(Data entries)
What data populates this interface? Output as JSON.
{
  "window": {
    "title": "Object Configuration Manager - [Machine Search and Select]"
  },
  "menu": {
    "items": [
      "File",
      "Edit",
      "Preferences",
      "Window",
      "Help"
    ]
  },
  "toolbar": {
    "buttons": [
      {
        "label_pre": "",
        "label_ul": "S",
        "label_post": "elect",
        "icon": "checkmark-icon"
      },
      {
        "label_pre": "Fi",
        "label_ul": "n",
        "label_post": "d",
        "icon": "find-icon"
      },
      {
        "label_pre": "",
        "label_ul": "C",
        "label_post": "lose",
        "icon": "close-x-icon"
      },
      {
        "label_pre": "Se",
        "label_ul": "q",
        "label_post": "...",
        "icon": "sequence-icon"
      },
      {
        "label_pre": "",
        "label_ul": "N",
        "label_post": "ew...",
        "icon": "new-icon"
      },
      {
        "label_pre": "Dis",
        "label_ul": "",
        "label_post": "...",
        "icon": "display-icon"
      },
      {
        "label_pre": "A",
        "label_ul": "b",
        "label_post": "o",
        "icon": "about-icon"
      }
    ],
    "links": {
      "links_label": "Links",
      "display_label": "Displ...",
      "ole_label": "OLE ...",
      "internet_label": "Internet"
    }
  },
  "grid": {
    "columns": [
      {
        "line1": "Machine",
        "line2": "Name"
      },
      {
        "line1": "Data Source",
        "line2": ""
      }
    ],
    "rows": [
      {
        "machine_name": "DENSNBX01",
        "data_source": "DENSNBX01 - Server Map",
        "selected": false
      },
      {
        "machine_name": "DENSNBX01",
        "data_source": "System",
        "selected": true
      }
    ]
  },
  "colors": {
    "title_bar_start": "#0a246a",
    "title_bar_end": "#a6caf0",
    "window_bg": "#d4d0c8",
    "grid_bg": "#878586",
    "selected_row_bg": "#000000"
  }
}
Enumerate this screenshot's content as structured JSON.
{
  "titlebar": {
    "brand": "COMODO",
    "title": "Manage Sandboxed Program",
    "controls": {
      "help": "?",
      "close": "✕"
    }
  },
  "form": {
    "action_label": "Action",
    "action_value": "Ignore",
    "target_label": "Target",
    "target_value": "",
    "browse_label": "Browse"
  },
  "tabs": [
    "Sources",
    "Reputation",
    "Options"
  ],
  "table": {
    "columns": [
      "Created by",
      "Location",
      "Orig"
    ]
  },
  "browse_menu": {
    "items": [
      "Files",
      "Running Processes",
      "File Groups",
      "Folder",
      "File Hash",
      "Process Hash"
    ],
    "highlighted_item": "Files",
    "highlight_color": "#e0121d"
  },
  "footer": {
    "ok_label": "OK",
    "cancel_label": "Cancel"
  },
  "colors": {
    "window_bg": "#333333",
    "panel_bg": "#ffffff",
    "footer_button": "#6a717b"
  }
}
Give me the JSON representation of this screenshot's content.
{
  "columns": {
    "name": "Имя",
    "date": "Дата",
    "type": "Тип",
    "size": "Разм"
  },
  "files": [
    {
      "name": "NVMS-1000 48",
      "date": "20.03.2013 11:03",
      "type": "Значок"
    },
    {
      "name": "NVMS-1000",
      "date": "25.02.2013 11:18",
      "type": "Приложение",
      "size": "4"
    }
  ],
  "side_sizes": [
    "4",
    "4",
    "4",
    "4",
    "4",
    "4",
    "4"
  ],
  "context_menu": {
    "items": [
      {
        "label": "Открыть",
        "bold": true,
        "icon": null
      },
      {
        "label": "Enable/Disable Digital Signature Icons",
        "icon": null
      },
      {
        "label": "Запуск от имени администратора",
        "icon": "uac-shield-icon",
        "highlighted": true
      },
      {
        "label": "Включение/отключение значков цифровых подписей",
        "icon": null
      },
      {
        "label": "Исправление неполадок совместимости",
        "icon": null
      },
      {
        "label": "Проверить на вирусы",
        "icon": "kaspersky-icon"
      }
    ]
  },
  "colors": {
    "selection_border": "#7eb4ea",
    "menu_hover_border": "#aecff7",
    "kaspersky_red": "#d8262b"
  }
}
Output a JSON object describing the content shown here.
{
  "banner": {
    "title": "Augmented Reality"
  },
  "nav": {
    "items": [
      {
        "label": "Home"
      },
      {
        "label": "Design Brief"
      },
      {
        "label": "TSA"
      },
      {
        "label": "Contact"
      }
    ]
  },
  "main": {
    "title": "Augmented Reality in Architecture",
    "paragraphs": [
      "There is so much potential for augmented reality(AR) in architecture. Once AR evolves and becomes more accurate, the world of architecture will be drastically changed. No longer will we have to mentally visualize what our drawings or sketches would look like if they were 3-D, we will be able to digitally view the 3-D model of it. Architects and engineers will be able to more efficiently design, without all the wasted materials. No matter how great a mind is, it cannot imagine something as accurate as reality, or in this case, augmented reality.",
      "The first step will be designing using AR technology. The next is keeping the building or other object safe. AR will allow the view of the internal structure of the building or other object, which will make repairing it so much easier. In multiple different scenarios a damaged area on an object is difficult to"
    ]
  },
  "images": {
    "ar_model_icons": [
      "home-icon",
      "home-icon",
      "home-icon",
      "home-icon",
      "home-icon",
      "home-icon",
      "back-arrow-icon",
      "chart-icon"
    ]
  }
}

(Objective)
Repeat the records above in full, character for character.

(Complete answer)
What data populates this interface? Output as JSON.
{
  "window": {
    "title": "Object Configuration Manager - [Machine Search and Select]"
  },
  "menu": {
    "items": [
      "File",
      "Edit",
      "Preferences",
      "Window",
      "Help"
    ]
  },
  "toolbar": {
    "buttons": [
      {
        "label_pre": "",
        "label_ul": "S",
        "label_post": "elect",
        "icon": "checkmark-icon"
      },
      {
        "label_pre": "Fi",
        "label_ul": "n",
        "label_post": "d",
        "icon": "find-icon"
      },
      {
        "label_pre": "",
        "label_ul": "C",
        "label_post": "lose",
        "icon": "close-x-icon"
      },
      {
        "label_pre": "Se",
        "label_ul": "q",
        "label_post": "...",
        "icon": "sequence-icon"
      },
      {
        "label_pre": "",
        "label_ul": "N",
        "label_post": "ew...",
        "icon": "new-icon"
      },
      {
        "label_pre": "Dis",
        "label_ul": "",
        "label_post": "...",
        "icon": "display-icon"
      },
      {
        "label_pre": "A",
        "label_ul": "b",
        "label_post": "o",
        "icon": "about-icon"
      }
    ],
    "links": {
      "links_label": "Links",
      "display_label": "Displ...",
      "ole_label": "OLE ...",
      "internet_label": "Internet"
    }
  },
  "grid": {
    "columns": [
      {
        "line1": "Machine",
        "line2": "Name"
      },
      {
        "line1": "Data Source",
        "line2": ""
      }
    ],
    "rows": [
      {
        "machine_name": "DENSNBX01",
        "data_source": "DENSNBX01 - Server Map",
        "selected": false
      },
      {
        "machine_name": "DENSNBX01",
        "data_source": "System",
        "selected": true
      }
    ]
  },
  "colors": {
    "title_bar_start": "#0a246a",
    "title_bar_end": "#a6caf0",
    "window_bg": "#d4d0c8",
    "grid_bg": "#878586",
    "selected_row_bg": "#000000"
  }
}
Enumerate this screenshot's content as structured JSON.
{
  "titlebar": {
    "brand": "COMODO",
    "title": "Manage Sandboxed Program",
    "controls": {
      "help": "?",
      "close": "✕"
    }
  },
  "form": {
    "action_label": "Action",
    "action_value": "Ignore",
    "target_label": "Target",
    "target_value": "",
    "browse_label": "Browse"
  },
  "tabs": [
    "Sources",
    "Reputation",
    "Options"
  ],
  "table": {
    "columns": [
      "Created by",
      "Location",
      "Orig"
    ]
  },
  "browse_menu": {
    "items": [
      "Files",
      "Running Processes",
      "File Groups",
      "Folder",
      "File Hash",
      "Process Hash"
    ],
    "highlighted_item": "Files",
    "highlight_color": "#e0121d"
  },
  "footer": {
    "ok_label": "OK",
    "cancel_label": "Cancel"
  },
  "colors": {
    "window_bg": "#333333",
    "panel_bg": "#ffffff",
    "footer_button": "#6a717b"
  }
}
Give me the JSON representation of this screenshot's content.
{
  "columns": {
    "name": "Имя",
    "date": "Дата",
    "type": "Тип",
    "size": "Разм"
  },
  "files": [
    {
      "name": "NVMS-1000 48",
      "date": "20.03.2013 11:03",
      "type": "Значок"
    },
    {
      "name": "NVMS-1000",
      "date": "25.02.2013 11:18",
      "type": "Приложение",
      "size": "4"
    }
  ],
  "side_sizes": [
    "4",
    "4",
    "4",
    "4",
    "4",
    "4",
    "4"
  ],
  "context_menu": {
    "items": [
      {
        "label": "Открыть",
        "bold": true,
        "icon": null
      },
      {
        "label": "Enable/Disable Digital Signature Icons",
        "icon": null
      },
      {
        "label": "Запуск от имени администратора",
        "icon": "uac-shield-icon",
        "highlighted": true
      },
      {
        "label": "Включение/отключение значков цифровых подписей",
        "icon": null
      },
      {
        "label": "Исправление неполадок совместимости",
        "icon": null
      },
      {
        "label": "Проверить на вирусы",
        "icon": "kaspersky-icon"
      }
    ]
  },
  "colors": {
    "selection_border": "#7eb4ea",
    "menu_hover_border": "#aecff7",
    "kaspersky_red": "#d8262b"
  }
}
Output a JSON object describing the content shown here.
{
  "banner": {
    "title": "Augmented Reality"
  },
  "nav": {
    "items": [
      {
        "label": "Home"
      },
      {
        "label": "Design Brief"
      },
      {
        "label": "TSA"
      },
      {
        "label": "Contact"
      }
    ]
  },
  "main": {
    "title": "Augmented Reality in Architecture",
    "paragraphs": [
      "There is so much potential for augmented reality(AR) in architecture. Once AR evolves and becomes more accurate, the world of architecture will be drastically changed. No longer will we have to mentally visualize what our drawings or sketches would look like if they were 3-D, we will be able to digitally view the 3-D model of it. Architects and engineers will be able to more efficiently design, without all the wasted materials. No matter how great a mind is, it cannot imagine something as accurate as reality, or in this case, augmented reality.",
      "The first step will be designing using AR technology. The next is keeping the building or other object safe. AR will allow the view of the internal structure of the building or other object, which will make repairing it so much easier. In multiple different scenarios a damaged area on an object is difficult to"
    ]
  },
  "images": {
    "ar_model_icons": [
      "home-icon",
      "home-icon",
      "home-icon",
      "home-icon",
      "home-icon",
      "home-icon",
      "back-arrow-icon",
      "chart-icon"
    ]
  }
}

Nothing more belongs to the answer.